● **Data shown**
>>>>>

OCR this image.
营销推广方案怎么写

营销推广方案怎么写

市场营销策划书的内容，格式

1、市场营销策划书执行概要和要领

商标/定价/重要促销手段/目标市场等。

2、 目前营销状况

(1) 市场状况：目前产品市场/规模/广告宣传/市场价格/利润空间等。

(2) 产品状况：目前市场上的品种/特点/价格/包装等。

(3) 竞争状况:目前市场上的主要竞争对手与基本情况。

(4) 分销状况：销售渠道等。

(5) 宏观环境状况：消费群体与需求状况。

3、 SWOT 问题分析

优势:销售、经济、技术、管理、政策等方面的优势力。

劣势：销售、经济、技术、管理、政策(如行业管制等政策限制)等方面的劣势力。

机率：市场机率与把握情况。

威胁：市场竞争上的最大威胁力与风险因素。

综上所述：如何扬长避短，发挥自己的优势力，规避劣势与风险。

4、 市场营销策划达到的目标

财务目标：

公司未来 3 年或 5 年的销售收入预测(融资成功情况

<<<<<

● **Task instructions**
Output the entries exactly.

● **Task response**
OCR this image.
营销推广方案怎么写

营销推广方案怎么写

市场营销策划书的内容，格式

1、市场营销策划书执行概要和要领

商标/定价/重要促销手段/目标市场等。

2、 目前营销状况

(1) 市场状况：目前产品市场/规模/广告宣传/市场价格/利润空间等。

(2) 产品状况：目前市场上的品种/特点/价格/包装等。

(3) 竞争状况:目前市场上的主要竞争对手与基本情况。

(4) 分销状况：销售渠道等。

(5) 宏观环境状况：消费群体与需求状况。

3、 SWOT 问题分析

优势:销售、经济、技术、管理、政策等方面的优势力。

劣势：销售、经济、技术、管理、政策(如行业管制等政策限制)等方面的劣势力。

机率：市场机率与把握情况。

威胁：市场竞争上的最大威胁力与风险因素。

综上所述：如何扬长避短，发挥自己的优势力，规避劣势与风险。

4、 市场营销策划达到的目标

财务目标：

公司未来 3 年或 5 年的销售收入预测(融资成功情况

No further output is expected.